• **Page**
======
So one of the things that we do is we actually replace the code that used the iSight camera with actually pulling in a QuickTime video file. And it's actually very easy using the QuickTime framework, so it was just a couple lines of code different in order to be able to implement that.

The other thing we wanted to do is that the code doesn't really tell you exactly how fast anything is running. It's got this timing loop that's in there that basically just has a fixed delay. And so what we wanted to do was actually have a way that we can actually measure the performance improvement from the optimizations that are being actually made to the application. And so we added a little bit of timing code at the very bottom of it.

And we wanted it to run full throttle. So right now, there's like a 10 millisecond delay at the end of the routine. We really wanted to look at this from a full throttle performance standpoint to maximize the actual performance. And then, when we're done, we can go back and implement a real-time synchronization routine to make it so that it runs at 30 frames a second.

So this is kind of the changes that we made from a very high level. Again, we just changed the image acquisition to a file decode. We eliminated the delay and we added some timing at the end. And so we're using the QuickTime. So we have a little funny video that Palavi is going to show us in the demo. And we'll see where that takes us.

Okay, so Phil talked about having a way to measure repeatable performance, having some kind of metric to see how fast we are running, and thirdly, eliminate any delays that are there. So I'm going to show you the version which I showed you before, but it's a little different. It now takes input from a video stream instead of taking from the EyeSight camera, and so that we can establish a baseline version of how fast we are running.

We have this funny video running. It's tracking the phase. It's going to complete pretty soon. Look at the CPU utilization on the right. It's again about close to just 100%. We are not fully utilizing the majority of the eight cores that we have on hand. And it's going to be done soon.

Okay, so there were about 309 frames in the stream, and it took about just 24 seconds to complete the video. I'm sure we can do better. Phil talked about using performance libraries and such, but before we do that, why don't we see how does a shark profile look like?
======
• **Listing**

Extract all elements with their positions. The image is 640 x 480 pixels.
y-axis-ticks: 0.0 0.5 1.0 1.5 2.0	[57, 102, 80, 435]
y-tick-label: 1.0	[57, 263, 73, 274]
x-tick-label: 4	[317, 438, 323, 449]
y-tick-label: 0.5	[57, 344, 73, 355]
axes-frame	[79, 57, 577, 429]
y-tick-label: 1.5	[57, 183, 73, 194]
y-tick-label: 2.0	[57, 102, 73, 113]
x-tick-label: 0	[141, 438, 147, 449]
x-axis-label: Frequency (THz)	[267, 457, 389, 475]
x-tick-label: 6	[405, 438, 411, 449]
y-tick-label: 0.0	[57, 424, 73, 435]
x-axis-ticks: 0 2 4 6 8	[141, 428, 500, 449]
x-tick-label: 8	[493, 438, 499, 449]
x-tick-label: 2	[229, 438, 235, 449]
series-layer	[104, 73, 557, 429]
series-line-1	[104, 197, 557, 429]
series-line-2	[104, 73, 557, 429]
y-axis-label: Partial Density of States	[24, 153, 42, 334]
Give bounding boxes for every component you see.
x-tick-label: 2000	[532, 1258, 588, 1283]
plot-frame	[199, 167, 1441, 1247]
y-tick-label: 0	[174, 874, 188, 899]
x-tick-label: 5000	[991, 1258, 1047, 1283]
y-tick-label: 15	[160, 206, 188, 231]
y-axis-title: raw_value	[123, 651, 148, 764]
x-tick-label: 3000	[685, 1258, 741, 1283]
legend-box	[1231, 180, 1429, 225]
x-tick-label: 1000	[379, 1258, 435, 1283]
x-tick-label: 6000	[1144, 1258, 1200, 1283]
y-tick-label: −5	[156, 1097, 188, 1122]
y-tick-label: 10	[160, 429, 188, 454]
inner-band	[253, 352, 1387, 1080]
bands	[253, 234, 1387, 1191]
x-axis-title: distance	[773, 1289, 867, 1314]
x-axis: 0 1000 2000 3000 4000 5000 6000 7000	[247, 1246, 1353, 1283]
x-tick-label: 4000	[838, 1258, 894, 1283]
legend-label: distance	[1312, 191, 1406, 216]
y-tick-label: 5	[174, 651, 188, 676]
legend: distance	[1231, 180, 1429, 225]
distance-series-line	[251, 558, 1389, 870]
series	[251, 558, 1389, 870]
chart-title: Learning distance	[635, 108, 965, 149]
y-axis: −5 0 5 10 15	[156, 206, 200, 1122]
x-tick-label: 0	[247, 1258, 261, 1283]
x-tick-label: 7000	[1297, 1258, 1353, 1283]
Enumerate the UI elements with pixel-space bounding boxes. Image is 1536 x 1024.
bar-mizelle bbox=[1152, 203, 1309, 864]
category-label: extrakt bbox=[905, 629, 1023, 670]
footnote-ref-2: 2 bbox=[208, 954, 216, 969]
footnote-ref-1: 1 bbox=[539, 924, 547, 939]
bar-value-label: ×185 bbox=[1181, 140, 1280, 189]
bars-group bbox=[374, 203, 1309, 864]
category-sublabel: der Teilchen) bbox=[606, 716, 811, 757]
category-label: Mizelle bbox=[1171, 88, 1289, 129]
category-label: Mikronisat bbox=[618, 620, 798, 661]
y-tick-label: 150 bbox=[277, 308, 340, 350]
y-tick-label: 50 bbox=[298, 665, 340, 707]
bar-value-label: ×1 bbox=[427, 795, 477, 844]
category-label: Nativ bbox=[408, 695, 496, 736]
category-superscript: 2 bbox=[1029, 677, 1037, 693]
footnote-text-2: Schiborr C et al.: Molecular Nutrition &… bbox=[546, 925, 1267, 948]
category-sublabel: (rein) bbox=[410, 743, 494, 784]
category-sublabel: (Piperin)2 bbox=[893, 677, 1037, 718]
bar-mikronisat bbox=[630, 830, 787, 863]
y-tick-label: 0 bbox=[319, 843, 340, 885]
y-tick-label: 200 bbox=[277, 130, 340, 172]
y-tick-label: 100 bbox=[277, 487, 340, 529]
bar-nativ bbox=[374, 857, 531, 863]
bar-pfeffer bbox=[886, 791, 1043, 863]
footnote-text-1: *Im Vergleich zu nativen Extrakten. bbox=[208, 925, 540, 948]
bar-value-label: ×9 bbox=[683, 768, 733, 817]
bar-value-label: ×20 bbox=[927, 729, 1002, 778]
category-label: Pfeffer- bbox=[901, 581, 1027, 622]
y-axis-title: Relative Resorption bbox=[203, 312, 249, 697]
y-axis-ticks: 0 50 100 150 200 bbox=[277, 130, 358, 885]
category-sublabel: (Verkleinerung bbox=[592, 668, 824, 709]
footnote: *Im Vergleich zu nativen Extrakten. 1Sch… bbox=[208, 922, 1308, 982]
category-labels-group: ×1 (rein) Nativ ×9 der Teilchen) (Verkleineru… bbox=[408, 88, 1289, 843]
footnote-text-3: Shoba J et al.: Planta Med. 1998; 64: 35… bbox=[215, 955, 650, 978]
======
• **Set task**
Please write out, word for word, everything in the performance-tuning passage above from "The other thing" down to "frames a second.".

• **Final result**
The other thing we wanted to do is that the code doesn't really tell you exactly how fast anything is running. It's got this timing loop that's in there that basically just has a fixed delay. And so what we wanted to do was actually have a way that we can actually measure the performance improvement from the optimizations that are being actually made to the application. And so we added a little bit of timing code at the very bottom of it.

And we wanted it to run full throttle. So right now, there's like a 10 millisecond delay at the end of the routine. We really wanted to look at this from a full throttle performance standpoint to maximize the actual performance. And then, when we're done, we can go back and implement a real-time synchronization routine to make it so that it runs at 30 frames a second.